___ Supplied material ___

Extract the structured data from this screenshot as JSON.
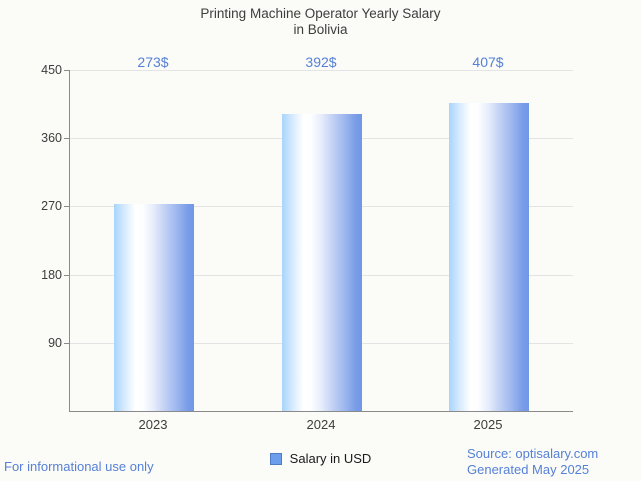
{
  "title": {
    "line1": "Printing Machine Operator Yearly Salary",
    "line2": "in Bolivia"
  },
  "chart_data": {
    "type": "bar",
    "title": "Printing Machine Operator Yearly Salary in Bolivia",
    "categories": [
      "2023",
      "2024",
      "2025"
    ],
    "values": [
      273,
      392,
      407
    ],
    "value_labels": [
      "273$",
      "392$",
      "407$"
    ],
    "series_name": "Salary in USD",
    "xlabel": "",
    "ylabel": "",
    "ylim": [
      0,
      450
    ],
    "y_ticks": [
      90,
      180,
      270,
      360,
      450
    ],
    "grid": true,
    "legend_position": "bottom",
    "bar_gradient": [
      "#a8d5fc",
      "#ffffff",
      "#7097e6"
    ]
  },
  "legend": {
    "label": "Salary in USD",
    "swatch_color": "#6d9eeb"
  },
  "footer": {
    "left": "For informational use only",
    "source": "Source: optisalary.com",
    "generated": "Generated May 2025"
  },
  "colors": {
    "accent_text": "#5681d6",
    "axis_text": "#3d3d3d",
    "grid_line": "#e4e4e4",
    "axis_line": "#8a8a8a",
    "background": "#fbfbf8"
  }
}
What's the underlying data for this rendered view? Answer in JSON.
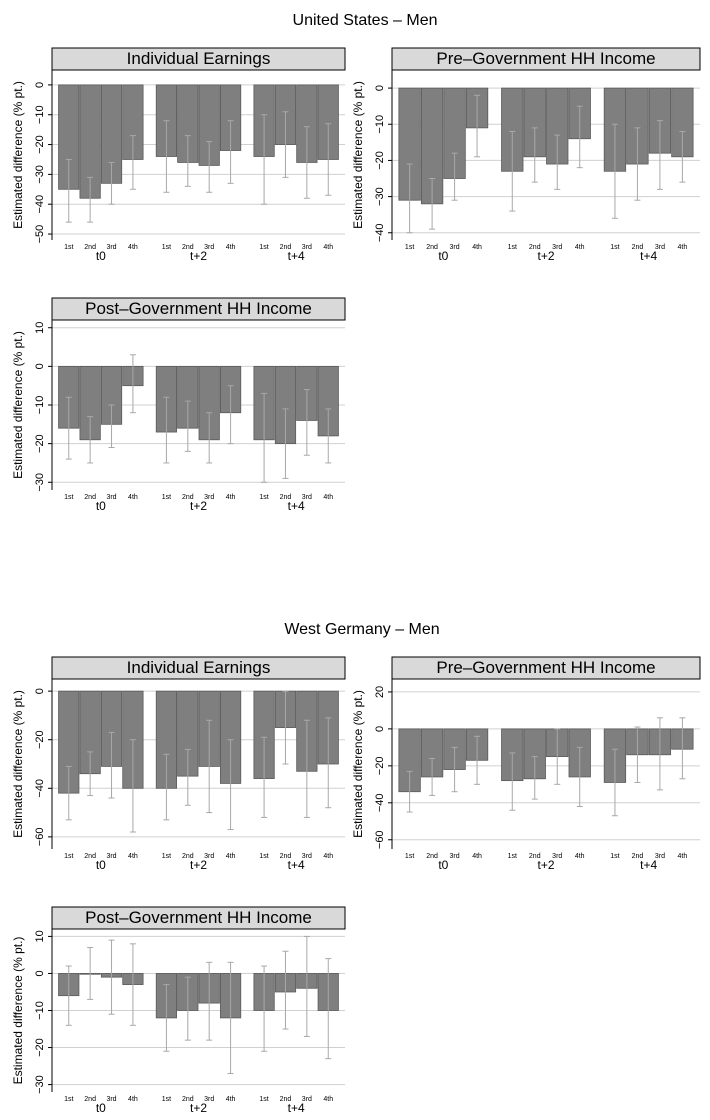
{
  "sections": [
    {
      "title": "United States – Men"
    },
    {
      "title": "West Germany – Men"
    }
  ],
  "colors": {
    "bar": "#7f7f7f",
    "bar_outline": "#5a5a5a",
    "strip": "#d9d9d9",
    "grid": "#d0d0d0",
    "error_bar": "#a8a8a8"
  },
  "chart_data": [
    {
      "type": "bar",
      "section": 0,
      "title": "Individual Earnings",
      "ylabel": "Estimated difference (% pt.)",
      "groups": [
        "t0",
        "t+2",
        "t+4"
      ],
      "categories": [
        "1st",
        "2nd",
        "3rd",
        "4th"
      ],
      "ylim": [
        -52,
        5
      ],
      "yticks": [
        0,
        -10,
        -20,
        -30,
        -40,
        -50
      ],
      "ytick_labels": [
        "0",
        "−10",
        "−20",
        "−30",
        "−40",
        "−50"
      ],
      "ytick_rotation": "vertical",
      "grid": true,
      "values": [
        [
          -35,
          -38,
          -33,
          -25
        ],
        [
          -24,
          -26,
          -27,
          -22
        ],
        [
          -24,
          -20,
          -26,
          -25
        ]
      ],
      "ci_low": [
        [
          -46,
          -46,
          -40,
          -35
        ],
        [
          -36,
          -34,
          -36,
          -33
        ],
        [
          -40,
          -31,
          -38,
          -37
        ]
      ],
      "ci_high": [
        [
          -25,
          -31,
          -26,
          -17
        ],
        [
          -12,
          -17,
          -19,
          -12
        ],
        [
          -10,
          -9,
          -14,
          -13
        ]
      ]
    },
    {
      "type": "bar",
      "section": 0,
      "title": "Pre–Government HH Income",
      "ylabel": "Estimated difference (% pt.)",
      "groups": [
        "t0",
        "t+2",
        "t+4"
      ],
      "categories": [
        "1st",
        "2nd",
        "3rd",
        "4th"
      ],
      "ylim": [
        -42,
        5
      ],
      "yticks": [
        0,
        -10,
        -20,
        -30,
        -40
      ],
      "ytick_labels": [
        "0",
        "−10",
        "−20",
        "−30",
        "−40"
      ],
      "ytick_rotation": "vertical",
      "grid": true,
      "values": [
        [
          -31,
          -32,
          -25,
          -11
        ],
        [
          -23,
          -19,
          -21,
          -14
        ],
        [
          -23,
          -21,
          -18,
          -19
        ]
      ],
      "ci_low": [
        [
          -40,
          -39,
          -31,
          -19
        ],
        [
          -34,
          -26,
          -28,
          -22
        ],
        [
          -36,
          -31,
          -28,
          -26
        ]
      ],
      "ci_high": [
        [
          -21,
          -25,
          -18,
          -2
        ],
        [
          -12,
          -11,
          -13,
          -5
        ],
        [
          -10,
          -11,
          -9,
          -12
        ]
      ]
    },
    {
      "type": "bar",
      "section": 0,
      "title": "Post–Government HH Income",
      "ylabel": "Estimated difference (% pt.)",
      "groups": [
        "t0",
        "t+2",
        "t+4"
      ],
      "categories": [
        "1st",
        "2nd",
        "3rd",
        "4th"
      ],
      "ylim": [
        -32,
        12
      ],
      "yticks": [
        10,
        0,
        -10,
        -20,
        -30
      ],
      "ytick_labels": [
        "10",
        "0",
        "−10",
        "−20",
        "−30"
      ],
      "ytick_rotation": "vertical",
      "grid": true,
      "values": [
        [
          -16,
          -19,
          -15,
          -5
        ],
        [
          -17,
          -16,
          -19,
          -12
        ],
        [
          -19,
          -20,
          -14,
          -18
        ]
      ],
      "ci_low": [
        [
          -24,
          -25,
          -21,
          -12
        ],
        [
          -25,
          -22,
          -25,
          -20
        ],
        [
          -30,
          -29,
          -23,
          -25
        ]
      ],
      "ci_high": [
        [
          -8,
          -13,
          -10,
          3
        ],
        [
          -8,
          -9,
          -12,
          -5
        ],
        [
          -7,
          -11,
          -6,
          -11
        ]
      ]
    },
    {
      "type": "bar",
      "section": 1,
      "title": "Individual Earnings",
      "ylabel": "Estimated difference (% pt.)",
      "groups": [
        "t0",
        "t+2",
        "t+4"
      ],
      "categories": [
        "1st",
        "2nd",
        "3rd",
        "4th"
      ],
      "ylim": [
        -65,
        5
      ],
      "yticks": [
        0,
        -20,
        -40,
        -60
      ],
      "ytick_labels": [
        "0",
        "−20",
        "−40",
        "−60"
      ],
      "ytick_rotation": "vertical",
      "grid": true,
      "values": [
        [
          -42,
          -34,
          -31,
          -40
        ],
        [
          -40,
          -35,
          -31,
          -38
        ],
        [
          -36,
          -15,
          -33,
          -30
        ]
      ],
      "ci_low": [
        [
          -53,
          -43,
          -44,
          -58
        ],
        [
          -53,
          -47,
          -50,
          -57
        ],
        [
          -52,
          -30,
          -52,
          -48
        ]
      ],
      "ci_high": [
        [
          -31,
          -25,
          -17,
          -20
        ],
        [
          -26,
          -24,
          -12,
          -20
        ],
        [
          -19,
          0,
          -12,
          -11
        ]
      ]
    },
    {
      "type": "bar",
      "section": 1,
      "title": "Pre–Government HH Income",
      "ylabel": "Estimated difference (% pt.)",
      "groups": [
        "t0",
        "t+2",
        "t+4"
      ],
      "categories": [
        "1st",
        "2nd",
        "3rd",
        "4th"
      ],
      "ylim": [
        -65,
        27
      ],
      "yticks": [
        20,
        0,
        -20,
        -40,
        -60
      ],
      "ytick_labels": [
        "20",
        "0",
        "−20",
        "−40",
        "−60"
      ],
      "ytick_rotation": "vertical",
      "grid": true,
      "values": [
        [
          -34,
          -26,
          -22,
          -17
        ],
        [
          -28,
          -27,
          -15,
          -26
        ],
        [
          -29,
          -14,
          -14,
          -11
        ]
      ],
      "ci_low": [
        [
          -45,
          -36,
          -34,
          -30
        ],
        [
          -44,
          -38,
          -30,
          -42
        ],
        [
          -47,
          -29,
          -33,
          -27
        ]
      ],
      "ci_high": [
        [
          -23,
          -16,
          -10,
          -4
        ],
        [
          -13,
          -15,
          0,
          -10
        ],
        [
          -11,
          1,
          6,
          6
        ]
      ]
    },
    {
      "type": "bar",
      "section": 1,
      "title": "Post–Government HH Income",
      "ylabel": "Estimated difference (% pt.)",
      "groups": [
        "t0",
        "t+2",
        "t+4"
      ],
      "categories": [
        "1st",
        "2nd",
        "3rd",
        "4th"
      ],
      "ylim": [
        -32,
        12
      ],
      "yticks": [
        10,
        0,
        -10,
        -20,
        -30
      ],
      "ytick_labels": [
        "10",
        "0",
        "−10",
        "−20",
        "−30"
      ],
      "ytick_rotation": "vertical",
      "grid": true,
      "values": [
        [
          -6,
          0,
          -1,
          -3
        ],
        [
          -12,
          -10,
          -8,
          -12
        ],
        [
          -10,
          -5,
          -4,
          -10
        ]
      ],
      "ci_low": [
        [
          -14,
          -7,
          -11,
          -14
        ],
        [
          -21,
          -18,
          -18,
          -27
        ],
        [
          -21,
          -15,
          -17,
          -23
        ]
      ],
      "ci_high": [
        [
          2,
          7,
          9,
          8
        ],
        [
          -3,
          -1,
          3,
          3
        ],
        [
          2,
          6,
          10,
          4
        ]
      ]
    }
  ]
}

___
___ Supplied material ___

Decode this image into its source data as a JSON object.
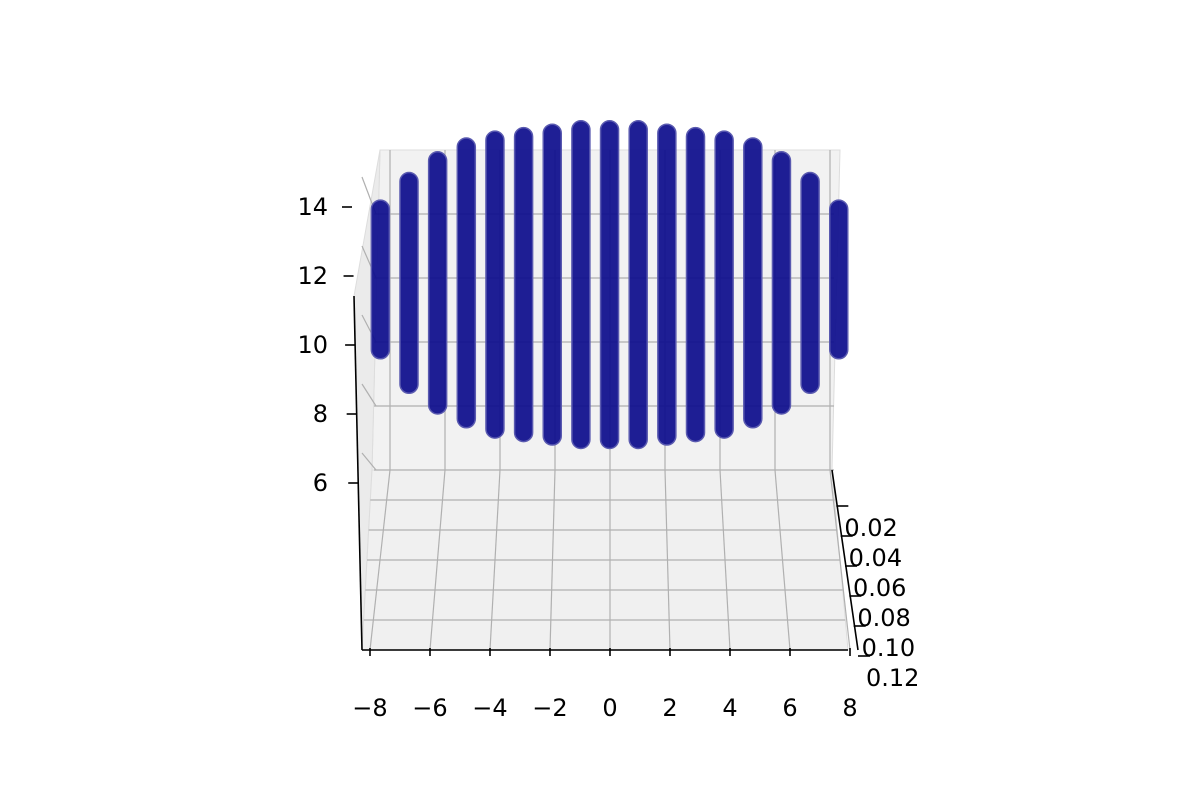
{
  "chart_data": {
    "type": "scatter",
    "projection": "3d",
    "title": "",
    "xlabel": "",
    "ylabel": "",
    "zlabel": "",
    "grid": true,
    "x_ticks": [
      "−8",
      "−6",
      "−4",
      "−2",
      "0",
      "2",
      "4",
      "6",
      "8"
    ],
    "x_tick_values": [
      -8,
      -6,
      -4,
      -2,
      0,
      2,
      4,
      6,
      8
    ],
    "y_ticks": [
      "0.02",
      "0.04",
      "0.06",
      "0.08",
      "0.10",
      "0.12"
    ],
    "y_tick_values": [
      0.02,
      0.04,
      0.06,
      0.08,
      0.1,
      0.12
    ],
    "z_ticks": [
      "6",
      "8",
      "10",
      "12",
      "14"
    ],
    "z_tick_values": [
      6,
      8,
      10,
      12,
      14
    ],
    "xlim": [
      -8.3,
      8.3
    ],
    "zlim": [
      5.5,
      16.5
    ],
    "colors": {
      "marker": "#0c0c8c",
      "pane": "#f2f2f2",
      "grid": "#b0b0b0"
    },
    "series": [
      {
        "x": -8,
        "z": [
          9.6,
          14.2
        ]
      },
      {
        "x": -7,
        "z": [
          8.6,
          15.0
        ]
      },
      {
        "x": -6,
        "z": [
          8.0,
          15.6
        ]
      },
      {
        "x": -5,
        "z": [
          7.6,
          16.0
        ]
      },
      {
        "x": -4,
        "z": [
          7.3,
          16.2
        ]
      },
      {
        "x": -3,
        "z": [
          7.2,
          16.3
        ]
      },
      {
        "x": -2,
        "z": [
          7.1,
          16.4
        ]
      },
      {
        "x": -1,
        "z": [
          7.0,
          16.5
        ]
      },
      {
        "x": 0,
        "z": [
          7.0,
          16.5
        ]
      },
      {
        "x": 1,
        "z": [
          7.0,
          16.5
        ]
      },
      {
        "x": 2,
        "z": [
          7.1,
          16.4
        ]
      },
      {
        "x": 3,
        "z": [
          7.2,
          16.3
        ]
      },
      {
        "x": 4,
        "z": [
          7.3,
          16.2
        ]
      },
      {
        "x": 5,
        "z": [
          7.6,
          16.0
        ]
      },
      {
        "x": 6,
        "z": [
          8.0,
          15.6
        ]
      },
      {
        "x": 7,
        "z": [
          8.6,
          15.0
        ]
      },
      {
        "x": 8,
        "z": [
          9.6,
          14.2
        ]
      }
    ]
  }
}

___

Which lines above hold the word "Operator"? Copy each of them.

Written answer =>
    "line1": "Printing Machine Operator Yearly Salary",
    "title": "Printing Machine Operator Yearly Salary in Bolivia",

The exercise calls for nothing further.